Given exercise »
Find each line with the string "maar" and report it.

Dataset records »
....................

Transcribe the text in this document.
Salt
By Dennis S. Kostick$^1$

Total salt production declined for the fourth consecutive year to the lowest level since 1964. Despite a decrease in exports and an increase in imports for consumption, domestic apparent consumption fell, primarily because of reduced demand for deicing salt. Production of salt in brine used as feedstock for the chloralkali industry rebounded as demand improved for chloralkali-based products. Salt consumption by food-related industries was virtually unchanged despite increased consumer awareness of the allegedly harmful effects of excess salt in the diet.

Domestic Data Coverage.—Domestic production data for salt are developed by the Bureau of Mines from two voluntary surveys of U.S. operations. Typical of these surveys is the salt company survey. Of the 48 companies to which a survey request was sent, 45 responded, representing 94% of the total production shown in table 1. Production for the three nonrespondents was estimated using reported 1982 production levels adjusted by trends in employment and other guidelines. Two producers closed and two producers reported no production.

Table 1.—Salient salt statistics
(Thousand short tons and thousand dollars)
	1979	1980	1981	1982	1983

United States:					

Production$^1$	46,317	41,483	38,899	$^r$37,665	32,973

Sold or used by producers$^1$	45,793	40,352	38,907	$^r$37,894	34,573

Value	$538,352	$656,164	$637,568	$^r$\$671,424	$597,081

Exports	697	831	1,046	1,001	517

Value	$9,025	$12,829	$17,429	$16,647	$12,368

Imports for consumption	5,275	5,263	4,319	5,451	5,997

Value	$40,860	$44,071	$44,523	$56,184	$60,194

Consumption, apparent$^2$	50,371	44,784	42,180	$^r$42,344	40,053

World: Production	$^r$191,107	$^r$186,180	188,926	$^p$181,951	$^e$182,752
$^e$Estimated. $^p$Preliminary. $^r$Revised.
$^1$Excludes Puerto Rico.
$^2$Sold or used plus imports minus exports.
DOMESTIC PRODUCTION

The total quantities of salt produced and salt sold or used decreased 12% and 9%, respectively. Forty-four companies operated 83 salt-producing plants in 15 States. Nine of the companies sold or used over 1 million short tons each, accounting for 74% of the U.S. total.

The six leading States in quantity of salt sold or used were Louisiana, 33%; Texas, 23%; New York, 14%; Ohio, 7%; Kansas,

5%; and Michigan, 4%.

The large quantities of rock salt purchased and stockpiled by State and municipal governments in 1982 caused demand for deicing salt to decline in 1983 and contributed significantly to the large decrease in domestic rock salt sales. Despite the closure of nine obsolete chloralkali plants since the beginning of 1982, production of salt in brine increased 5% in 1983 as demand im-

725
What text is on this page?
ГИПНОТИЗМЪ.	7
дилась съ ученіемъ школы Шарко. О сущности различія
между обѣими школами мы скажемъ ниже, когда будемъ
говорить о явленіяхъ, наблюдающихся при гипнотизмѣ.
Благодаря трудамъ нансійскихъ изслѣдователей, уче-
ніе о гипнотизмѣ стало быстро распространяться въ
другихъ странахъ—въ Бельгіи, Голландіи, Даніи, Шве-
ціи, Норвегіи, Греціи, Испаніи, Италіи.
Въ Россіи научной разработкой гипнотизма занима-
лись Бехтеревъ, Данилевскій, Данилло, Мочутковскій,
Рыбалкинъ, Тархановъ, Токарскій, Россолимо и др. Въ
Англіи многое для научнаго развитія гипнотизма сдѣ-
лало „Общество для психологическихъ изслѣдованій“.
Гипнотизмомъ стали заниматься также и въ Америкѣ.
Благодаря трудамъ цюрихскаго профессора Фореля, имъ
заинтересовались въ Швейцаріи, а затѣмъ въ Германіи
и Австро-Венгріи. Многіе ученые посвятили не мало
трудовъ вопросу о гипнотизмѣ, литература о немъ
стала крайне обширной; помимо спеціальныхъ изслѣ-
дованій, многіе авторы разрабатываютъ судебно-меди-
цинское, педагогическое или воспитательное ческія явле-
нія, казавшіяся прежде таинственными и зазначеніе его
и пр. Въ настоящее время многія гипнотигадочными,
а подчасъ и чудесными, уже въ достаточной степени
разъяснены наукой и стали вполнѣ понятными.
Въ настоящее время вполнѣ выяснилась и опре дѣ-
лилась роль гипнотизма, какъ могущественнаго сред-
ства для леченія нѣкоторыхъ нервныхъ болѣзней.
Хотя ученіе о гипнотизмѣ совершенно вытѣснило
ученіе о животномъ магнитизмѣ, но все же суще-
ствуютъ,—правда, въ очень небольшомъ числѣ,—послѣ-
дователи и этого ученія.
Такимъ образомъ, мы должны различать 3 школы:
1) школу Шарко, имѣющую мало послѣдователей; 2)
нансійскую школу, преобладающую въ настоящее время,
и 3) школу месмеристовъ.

....................

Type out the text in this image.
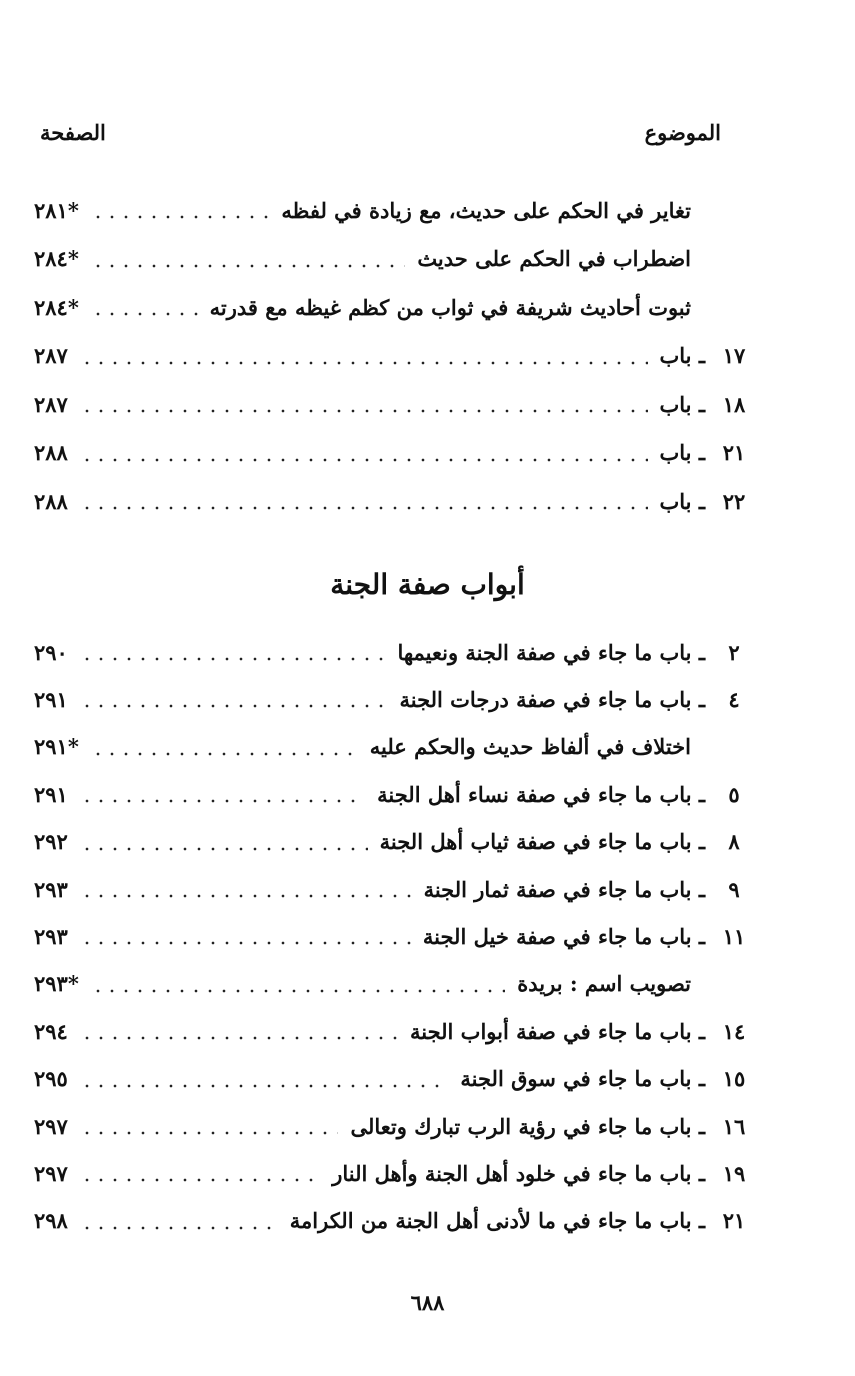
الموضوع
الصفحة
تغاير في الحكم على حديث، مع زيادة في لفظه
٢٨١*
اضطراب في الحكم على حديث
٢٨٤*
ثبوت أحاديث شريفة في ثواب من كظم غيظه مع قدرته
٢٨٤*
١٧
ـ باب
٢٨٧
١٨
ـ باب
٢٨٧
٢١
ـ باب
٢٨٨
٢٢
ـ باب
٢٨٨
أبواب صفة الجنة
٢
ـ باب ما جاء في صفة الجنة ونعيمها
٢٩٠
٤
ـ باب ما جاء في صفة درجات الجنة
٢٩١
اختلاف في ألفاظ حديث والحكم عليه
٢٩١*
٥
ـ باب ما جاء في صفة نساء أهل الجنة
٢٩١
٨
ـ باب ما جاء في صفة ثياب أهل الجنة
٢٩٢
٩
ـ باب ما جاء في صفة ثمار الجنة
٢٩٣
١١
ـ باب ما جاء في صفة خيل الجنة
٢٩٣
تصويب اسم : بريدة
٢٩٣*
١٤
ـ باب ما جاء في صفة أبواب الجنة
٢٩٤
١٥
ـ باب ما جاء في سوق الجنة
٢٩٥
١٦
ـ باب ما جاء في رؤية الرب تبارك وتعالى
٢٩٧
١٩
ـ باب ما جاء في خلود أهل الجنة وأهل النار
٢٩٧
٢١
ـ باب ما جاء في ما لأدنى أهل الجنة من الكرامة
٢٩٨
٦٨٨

....................

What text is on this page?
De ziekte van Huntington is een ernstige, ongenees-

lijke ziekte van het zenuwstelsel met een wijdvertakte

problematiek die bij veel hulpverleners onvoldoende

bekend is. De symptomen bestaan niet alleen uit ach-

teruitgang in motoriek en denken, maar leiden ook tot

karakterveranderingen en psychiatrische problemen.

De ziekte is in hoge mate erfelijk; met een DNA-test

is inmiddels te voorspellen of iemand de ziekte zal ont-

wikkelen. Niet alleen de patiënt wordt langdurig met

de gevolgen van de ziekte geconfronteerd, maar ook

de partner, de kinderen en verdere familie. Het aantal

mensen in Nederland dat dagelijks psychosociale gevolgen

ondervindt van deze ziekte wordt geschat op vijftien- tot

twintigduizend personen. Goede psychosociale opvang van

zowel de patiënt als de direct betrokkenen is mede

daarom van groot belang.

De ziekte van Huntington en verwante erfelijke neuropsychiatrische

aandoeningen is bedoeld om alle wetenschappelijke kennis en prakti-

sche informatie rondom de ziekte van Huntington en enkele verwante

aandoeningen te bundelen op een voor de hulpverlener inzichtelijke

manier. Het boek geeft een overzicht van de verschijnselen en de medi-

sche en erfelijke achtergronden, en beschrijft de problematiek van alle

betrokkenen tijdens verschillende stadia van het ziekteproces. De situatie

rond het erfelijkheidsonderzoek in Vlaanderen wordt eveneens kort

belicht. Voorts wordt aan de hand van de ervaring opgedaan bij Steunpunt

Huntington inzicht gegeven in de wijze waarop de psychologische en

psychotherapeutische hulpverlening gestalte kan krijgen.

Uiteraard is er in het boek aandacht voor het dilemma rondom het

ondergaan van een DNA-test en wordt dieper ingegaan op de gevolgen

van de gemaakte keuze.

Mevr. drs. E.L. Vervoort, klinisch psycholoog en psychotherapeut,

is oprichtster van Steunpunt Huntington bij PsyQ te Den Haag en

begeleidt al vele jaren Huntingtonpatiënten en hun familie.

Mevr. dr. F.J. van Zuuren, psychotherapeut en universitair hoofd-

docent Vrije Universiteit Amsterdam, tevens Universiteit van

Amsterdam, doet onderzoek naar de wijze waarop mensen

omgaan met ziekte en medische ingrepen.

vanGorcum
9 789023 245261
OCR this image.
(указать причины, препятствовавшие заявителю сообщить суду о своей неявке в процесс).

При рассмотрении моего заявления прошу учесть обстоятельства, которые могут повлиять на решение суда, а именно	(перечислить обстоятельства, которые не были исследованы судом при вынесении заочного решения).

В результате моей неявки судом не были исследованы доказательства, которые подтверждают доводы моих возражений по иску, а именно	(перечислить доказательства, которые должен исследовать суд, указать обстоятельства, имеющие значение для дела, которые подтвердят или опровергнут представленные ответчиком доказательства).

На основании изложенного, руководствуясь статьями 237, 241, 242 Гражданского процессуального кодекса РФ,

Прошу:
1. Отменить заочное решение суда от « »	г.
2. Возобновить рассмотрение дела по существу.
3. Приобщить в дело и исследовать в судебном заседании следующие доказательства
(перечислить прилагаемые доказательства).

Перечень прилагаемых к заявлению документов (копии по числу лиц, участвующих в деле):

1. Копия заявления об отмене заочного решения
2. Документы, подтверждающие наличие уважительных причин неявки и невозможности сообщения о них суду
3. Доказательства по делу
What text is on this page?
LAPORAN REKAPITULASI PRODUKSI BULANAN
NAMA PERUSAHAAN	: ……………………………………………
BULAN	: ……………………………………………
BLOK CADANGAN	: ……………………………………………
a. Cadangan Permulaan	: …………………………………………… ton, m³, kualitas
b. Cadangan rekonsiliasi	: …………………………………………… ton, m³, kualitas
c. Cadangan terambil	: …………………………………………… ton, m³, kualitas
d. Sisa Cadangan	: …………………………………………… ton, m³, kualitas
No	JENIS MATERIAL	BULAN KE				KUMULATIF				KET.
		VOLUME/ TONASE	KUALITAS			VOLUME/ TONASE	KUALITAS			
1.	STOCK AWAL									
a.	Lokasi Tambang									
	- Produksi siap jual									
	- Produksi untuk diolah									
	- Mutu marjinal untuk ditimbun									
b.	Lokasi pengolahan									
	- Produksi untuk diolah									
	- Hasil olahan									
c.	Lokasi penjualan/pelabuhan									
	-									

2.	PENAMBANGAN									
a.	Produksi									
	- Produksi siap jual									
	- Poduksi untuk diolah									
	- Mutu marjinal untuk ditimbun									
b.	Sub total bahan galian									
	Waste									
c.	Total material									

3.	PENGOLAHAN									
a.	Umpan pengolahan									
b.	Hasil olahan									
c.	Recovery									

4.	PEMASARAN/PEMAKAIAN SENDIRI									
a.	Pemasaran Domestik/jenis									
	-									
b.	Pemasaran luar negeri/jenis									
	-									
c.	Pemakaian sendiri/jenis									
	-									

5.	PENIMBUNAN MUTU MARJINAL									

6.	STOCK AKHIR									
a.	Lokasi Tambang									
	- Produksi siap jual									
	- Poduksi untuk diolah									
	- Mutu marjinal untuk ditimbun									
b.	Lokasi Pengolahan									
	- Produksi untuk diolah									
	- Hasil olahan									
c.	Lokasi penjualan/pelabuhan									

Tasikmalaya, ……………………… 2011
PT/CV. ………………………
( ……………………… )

....................

Expected answer »
teruitgang in motoriek en denken, maar leiden ook tot
de gevolgen van de ziekte geconfronteerd, maar ook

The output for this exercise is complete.